■ Work task
The job is to output each record again, character for character.
* * *
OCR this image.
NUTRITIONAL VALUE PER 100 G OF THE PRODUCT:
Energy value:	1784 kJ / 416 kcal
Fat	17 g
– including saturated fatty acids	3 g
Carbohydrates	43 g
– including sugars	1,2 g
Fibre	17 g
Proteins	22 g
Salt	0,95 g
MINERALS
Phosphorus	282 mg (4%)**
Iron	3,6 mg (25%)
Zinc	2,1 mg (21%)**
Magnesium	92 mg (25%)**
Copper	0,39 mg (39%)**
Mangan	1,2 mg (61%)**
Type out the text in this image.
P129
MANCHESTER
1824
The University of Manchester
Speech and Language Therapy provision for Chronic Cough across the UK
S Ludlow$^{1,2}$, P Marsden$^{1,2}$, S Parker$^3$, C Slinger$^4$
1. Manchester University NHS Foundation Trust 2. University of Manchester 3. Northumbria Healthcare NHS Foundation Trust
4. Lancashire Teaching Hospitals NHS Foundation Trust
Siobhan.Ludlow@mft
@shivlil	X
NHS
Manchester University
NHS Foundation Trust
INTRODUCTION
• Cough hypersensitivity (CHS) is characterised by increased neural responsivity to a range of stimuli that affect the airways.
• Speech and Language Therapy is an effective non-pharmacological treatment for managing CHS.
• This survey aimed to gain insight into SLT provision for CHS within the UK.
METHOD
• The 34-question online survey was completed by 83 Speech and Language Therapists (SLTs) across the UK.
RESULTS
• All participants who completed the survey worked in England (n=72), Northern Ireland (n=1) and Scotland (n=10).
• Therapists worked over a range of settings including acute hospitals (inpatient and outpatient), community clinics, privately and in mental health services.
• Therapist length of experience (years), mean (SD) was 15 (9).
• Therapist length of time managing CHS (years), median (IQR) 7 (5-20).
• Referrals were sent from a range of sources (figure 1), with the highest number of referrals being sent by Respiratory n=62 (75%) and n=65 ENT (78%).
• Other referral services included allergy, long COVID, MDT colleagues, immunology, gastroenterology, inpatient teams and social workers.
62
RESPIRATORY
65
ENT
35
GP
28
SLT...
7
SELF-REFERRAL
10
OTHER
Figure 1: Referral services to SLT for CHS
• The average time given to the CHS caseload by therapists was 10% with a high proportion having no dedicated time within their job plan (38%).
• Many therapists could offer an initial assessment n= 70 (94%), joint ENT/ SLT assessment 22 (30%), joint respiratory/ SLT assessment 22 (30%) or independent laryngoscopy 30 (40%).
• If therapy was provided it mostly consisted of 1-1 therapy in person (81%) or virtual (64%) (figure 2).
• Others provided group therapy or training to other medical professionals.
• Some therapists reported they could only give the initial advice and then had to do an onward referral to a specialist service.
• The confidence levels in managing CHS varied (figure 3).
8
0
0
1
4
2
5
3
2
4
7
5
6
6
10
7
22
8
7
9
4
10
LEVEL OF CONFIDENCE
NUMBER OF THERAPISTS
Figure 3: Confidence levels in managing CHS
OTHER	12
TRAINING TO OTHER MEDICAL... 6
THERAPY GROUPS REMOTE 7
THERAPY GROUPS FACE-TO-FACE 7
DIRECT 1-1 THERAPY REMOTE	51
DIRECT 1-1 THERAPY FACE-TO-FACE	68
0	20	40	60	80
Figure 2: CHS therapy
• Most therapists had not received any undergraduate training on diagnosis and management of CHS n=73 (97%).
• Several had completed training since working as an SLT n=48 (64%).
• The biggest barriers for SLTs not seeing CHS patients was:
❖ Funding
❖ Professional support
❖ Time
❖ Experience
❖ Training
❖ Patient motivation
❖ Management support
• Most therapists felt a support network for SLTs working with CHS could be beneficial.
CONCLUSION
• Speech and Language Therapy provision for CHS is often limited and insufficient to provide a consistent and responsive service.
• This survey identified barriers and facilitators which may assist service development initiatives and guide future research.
* * *
■ Answer section
OCR this image.
NUTRITIONAL VALUE PER 100 G OF THE PRODUCT:
Energy value:	1784 kJ / 416 kcal
Fat	17 g
– including saturated fatty acids	3 g
Carbohydrates	43 g
– including sugars	1,2 g
Fibre	17 g
Proteins	22 g
Salt	0,95 g
MINERALS
Phosphorus	282 mg (4%)**
Iron	3,6 mg (25%)
Zinc	2,1 mg (21%)**
Magnesium	92 mg (25%)**
Copper	0,39 mg (39%)**
Mangan	1,2 mg (61%)**
Type out the text in this image.
P129
MANCHESTER
1824
The University of Manchester
Speech and Language Therapy provision for Chronic Cough across the UK
S Ludlow$^{1,2}$, P Marsden$^{1,2}$, S Parker$^3$, C Slinger$^4$
1. Manchester University NHS Foundation Trust 2. University of Manchester 3. Northumbria Healthcare NHS Foundation Trust
4. Lancashire Teaching Hospitals NHS Foundation Trust
Siobhan.Ludlow@mft
@shivlil	X
NHS
Manchester University
NHS Foundation Trust
INTRODUCTION
• Cough hypersensitivity (CHS) is characterised by increased neural responsivity to a range of stimuli that affect the airways.
• Speech and Language Therapy is an effective non-pharmacological treatment for managing CHS.
• This survey aimed to gain insight into SLT provision for CHS within the UK.
METHOD
• The 34-question online survey was completed by 83 Speech and Language Therapists (SLTs) across the UK.
RESULTS
• All participants who completed the survey worked in England (n=72), Northern Ireland (n=1) and Scotland (n=10).
• Therapists worked over a range of settings including acute hospitals (inpatient and outpatient), community clinics, privately and in mental health services.
• Therapist length of experience (years), mean (SD) was 15 (9).
• Therapist length of time managing CHS (years), median (IQR) 7 (5-20).
• Referrals were sent from a range of sources (figure 1), with the highest number of referrals being sent by Respiratory n=62 (75%) and n=65 ENT (78%).
• Other referral services included allergy, long COVID, MDT colleagues, immunology, gastroenterology, inpatient teams and social workers.
62
RESPIRATORY
65
ENT
35
GP
28
SLT...
7
SELF-REFERRAL
10
OTHER
Figure 1: Referral services to SLT for CHS
• The average time given to the CHS caseload by therapists was 10% with a high proportion having no dedicated time within their job plan (38%).
• Many therapists could offer an initial assessment n= 70 (94%), joint ENT/ SLT assessment 22 (30%), joint respiratory/ SLT assessment 22 (30%) or independent laryngoscopy 30 (40%).
• If therapy was provided it mostly consisted of 1-1 therapy in person (81%) or virtual (64%) (figure 2).
• Others provided group therapy or training to other medical professionals.
• Some therapists reported they could only give the initial advice and then had to do an onward referral to a specialist service.
• The confidence levels in managing CHS varied (figure 3).
8
0
0
1
4
2
5
3
2
4
7
5
6
6
10
7
22
8
7
9
4
10
LEVEL OF CONFIDENCE
NUMBER OF THERAPISTS
Figure 3: Confidence levels in managing CHS
OTHER	12
TRAINING TO OTHER MEDICAL... 6
THERAPY GROUPS REMOTE 7
THERAPY GROUPS FACE-TO-FACE 7
DIRECT 1-1 THERAPY REMOTE	51
DIRECT 1-1 THERAPY FACE-TO-FACE	68
0	20	40	60	80
Figure 2: CHS therapy
• Most therapists had not received any undergraduate training on diagnosis and management of CHS n=73 (97%).
• Several had completed training since working as an SLT n=48 (64%).
• The biggest barriers for SLTs not seeing CHS patients was:
❖ Funding
❖ Professional support
❖ Time
❖ Experience
❖ Training
❖ Patient motivation
❖ Management support
• Most therapists felt a support network for SLTs working with CHS could be beneficial.
CONCLUSION
• Speech and Language Therapy provision for CHS is often limited and insufficient to provide a consistent and responsive service.
• This survey identified barriers and facilitators which may assist service development initiatives and guide future research.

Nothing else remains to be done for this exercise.